Problem details:
Collect all lines from the records below that include the word "cell".

— Start —

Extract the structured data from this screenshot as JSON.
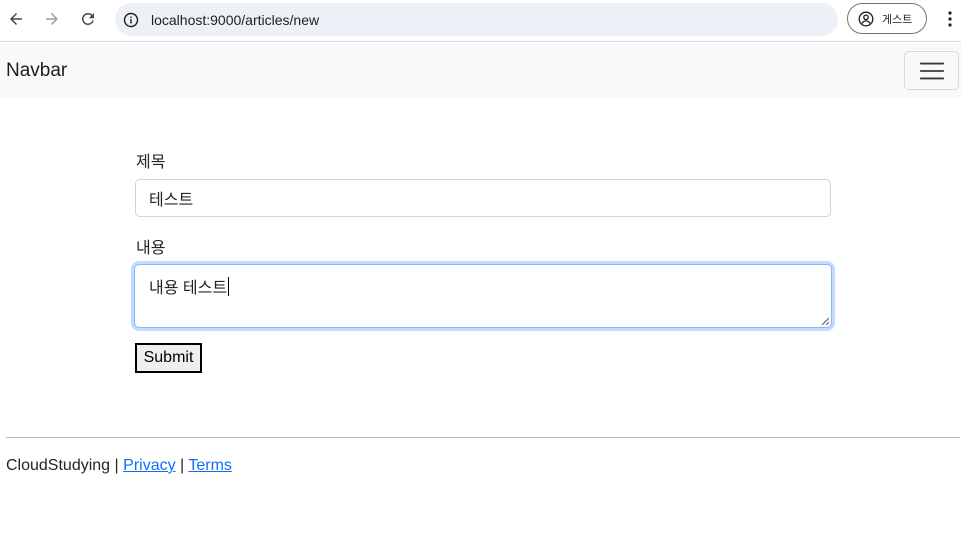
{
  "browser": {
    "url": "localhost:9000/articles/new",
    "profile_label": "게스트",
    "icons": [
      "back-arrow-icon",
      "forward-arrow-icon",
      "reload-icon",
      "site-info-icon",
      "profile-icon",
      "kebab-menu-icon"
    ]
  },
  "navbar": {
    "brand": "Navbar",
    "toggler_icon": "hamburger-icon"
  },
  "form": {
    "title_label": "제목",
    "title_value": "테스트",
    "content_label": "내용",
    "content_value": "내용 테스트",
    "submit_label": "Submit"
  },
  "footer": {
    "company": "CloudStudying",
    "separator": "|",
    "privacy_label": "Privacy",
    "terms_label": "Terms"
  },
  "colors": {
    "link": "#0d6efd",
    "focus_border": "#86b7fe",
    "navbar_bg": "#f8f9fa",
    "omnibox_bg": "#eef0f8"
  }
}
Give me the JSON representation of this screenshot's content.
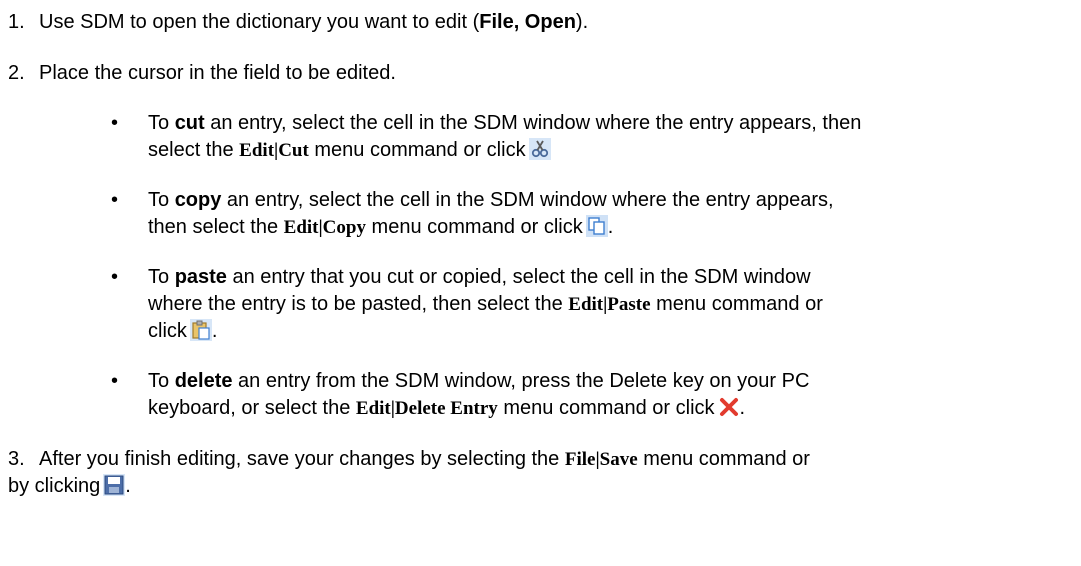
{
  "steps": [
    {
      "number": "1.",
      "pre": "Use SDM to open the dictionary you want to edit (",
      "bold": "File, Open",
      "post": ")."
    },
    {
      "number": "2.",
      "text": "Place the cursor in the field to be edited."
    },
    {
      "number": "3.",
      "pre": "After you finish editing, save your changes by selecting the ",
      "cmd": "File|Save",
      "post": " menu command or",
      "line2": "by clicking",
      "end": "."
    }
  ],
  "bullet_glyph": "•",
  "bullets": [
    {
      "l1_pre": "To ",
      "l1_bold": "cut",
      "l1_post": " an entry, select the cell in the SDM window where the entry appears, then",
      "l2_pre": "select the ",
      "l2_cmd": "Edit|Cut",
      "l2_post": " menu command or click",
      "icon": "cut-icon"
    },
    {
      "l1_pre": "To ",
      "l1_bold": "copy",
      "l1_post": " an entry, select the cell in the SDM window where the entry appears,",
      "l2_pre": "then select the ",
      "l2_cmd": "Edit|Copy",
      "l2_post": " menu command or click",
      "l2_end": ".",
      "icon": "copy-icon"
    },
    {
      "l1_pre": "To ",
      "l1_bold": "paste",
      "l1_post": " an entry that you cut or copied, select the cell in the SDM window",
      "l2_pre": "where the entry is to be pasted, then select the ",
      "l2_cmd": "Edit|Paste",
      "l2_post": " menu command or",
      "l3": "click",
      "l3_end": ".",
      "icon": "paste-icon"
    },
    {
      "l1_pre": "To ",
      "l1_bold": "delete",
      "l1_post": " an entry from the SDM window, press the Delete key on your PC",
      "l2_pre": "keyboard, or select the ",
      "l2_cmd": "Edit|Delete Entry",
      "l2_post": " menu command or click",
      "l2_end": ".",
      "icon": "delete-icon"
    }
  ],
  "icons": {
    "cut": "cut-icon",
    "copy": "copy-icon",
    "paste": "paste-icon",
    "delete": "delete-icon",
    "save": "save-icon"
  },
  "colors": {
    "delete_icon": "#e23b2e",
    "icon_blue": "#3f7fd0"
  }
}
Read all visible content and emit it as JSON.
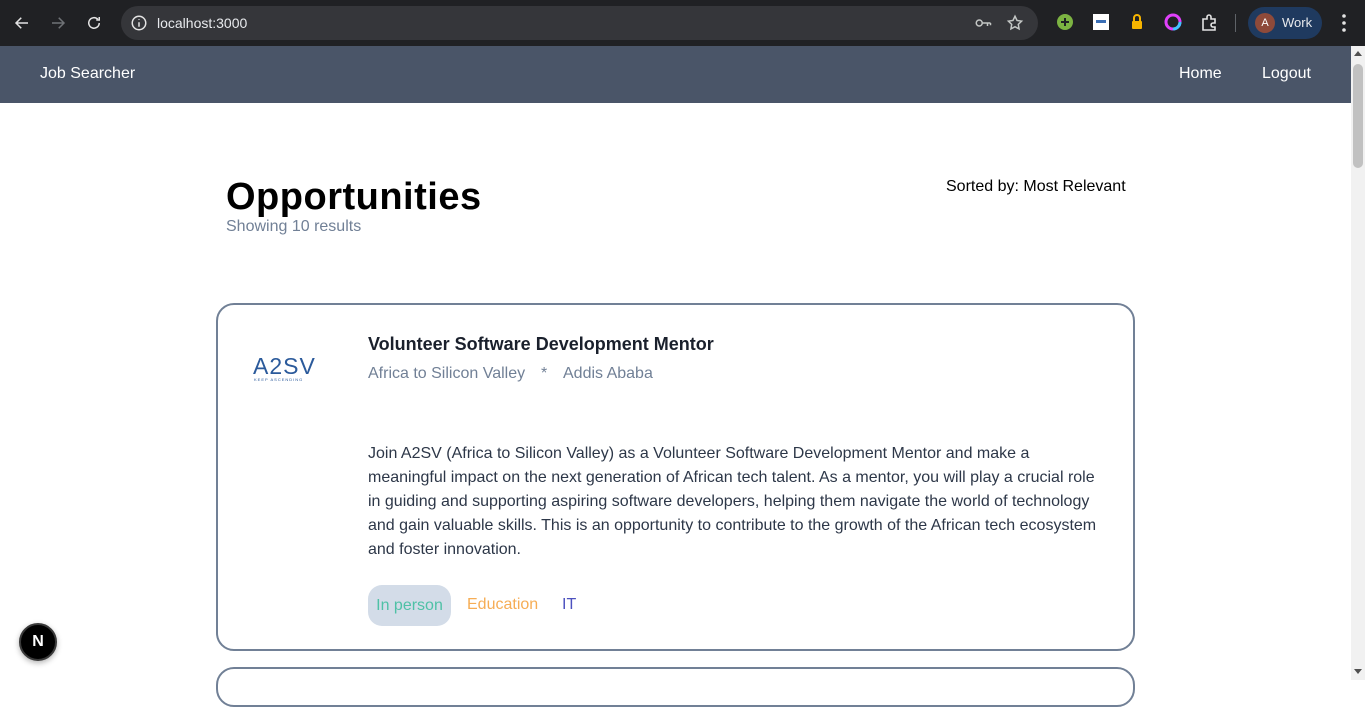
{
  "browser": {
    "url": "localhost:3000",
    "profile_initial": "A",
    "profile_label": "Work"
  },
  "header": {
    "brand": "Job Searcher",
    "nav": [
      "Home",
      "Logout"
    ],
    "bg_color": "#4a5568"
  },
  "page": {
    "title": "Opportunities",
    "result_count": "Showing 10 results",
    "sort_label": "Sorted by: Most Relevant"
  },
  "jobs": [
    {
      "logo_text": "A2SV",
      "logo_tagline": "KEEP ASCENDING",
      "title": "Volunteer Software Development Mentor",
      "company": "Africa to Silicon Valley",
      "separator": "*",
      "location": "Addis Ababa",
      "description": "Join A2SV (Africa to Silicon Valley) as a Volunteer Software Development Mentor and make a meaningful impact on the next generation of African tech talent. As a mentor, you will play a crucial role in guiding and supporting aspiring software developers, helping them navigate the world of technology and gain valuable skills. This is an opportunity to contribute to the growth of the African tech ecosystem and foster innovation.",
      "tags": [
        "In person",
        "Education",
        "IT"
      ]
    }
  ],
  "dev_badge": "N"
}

— End —

Completed exercise:
      "l1_post": " an entry, select the cell in the SDM window where the entry appears, then",
      "l1_post": " an entry, select the cell in the SDM window where the entry appears,",
      "l1_post": " an entry that you cut or copied, select the cell in the SDM window",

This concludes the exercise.